§ **Entries shown**:
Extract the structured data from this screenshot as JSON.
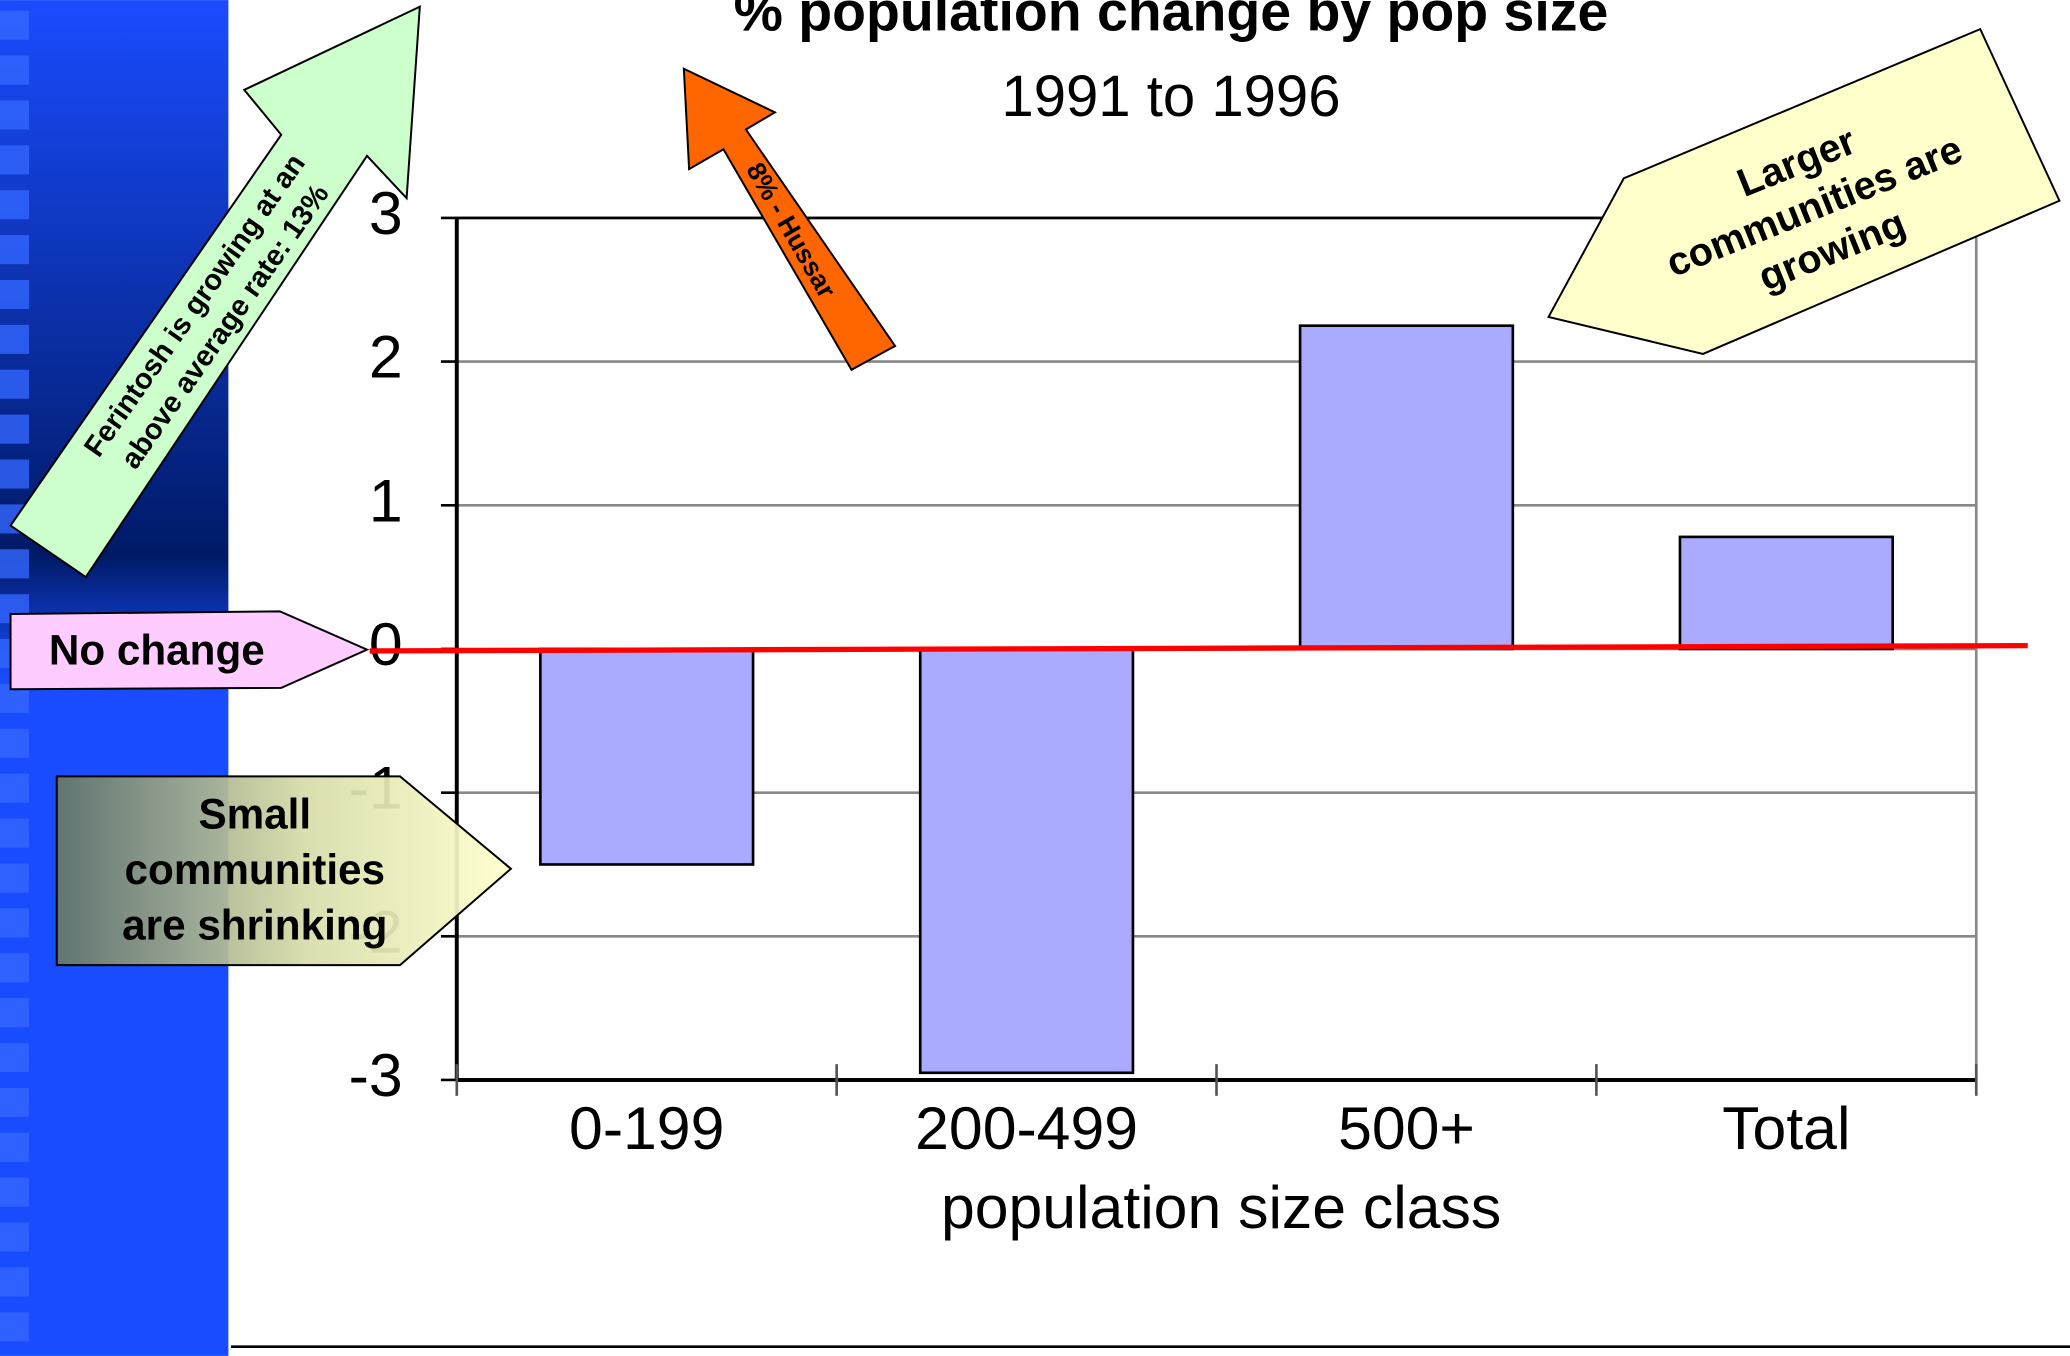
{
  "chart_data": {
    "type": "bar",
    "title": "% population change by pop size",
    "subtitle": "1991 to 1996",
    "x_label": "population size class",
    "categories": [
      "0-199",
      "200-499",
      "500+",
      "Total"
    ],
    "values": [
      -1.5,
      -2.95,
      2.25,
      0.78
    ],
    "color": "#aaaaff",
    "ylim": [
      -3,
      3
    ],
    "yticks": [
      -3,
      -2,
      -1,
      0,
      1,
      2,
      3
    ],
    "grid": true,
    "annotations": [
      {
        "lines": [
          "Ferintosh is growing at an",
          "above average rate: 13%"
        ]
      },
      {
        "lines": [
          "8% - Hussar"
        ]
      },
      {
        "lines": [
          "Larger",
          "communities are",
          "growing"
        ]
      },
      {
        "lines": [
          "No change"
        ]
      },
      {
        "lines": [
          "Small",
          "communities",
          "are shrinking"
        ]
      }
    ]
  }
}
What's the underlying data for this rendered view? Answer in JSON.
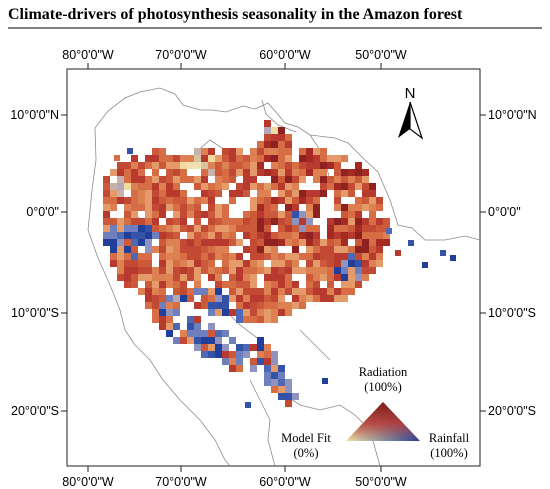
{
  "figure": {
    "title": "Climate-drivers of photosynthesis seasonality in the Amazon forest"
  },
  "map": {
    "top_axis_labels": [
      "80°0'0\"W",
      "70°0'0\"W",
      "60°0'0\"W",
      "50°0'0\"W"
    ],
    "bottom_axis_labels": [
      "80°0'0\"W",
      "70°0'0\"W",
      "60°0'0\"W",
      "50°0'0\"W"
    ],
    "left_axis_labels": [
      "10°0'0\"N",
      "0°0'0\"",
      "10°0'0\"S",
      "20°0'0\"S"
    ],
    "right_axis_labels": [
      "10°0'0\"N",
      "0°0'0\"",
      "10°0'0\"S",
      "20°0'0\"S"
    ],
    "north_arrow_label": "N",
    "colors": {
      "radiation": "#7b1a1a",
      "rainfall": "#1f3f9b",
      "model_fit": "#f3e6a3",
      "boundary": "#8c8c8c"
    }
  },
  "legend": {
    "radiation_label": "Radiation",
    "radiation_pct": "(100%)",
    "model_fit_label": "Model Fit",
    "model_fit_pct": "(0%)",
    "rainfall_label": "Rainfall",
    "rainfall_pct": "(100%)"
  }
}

§ **Short exercise**:
Reproduce the material above in full and without alteration, but skip all pictures.

§ **Solution for this problem**:
Extract the structured data from this screenshot as JSON.
{
  "chart_data": {
    "type": "bar",
    "title": "% population change by pop size",
    "subtitle": "1991 to 1996",
    "x_label": "population size class",
    "categories": [
      "0-199",
      "200-499",
      "500+",
      "Total"
    ],
    "values": [
      -1.5,
      -2.95,
      2.25,
      0.78
    ],
    "color": "#aaaaff",
    "ylim": [
      -3,
      3
    ],
    "yticks": [
      -3,
      -2,
      -1,
      0,
      1,
      2,
      3
    ],
    "grid": true,
    "annotations": [
      {
        "lines": [
          "Ferintosh is growing at an",
          "above average rate: 13%"
        ]
      },
      {
        "lines": [
          "8% - Hussar"
        ]
      },
      {
        "lines": [
          "Larger",
          "communities are",
          "growing"
        ]
      },
      {
        "lines": [
          "No change"
        ]
      },
      {
        "lines": [
          "Small",
          "communities",
          "are shrinking"
        ]
      }
    ]
  }
}
What's the underlying data for this rendered view? Answer in JSON.
{
  "figure": {
    "title": "Climate-drivers of photosynthesis seasonality in the Amazon forest"
  },
  "map": {
    "top_axis_labels": [
      "80°0'0\"W",
      "70°0'0\"W",
      "60°0'0\"W",
      "50°0'0\"W"
    ],
    "bottom_axis_labels": [
      "80°0'0\"W",
      "70°0'0\"W",
      "60°0'0\"W",
      "50°0'0\"W"
    ],
    "left_axis_labels": [
      "10°0'0\"N",
      "0°0'0\"",
      "10°0'0\"S",
      "20°0'0\"S"
    ],
    "right_axis_labels": [
      "10°0'0\"N",
      "0°0'0\"",
      "10°0'0\"S",
      "20°0'0\"S"
    ],
    "north_arrow_label": "N",
    "colors": {
      "radiation": "#7b1a1a",
      "rainfall": "#1f3f9b",
      "model_fit": "#f3e6a3",
      "boundary": "#8c8c8c"
    }
  },
  "legend": {
    "radiation_label": "Radiation",
    "radiation_pct": "(100%)",
    "model_fit_label": "Model Fit",
    "model_fit_pct": "(0%)",
    "rainfall_label": "Rainfall",
    "rainfall_pct": "(100%)"
  }
}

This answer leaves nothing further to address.